EXERCISE DESCRIPTION: Examine the records and identify each line that includes the string "this". Copy those lines.

====== INFORMATION SUPPLIED ======

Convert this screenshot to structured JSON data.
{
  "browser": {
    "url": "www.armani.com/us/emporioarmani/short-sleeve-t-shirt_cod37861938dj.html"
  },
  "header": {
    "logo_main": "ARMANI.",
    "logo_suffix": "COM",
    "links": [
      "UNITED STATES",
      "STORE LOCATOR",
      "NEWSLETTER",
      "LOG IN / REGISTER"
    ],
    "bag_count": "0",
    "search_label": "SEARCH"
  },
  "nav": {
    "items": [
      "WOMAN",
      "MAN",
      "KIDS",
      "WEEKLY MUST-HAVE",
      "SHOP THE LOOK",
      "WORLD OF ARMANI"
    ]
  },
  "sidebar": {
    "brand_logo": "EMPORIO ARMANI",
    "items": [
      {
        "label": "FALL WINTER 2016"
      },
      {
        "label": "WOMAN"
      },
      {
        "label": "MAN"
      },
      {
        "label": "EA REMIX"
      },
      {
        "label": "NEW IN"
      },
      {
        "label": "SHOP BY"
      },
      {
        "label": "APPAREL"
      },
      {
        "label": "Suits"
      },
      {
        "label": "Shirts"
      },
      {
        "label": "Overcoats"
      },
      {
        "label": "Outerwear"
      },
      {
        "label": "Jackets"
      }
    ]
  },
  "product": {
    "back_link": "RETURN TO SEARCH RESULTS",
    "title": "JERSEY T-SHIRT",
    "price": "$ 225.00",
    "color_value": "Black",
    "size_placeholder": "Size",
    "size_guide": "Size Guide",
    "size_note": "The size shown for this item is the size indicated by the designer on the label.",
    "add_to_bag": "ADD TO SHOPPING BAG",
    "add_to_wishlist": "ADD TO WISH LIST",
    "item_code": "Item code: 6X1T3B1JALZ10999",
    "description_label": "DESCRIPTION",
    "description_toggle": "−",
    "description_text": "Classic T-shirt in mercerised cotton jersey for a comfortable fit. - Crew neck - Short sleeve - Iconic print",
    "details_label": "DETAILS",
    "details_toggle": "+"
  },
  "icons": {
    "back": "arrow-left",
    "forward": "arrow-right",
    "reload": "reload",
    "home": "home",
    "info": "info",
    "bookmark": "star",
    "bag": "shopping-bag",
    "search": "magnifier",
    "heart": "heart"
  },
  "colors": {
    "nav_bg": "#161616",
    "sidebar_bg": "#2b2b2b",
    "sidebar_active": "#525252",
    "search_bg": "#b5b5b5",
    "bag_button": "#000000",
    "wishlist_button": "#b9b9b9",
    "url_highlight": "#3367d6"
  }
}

======

ANSWER TO THE TASK:
Convert this screenshot to structured JSON data.
    "size_note": "The size shown for this item is the size indicated by the designer on the label.",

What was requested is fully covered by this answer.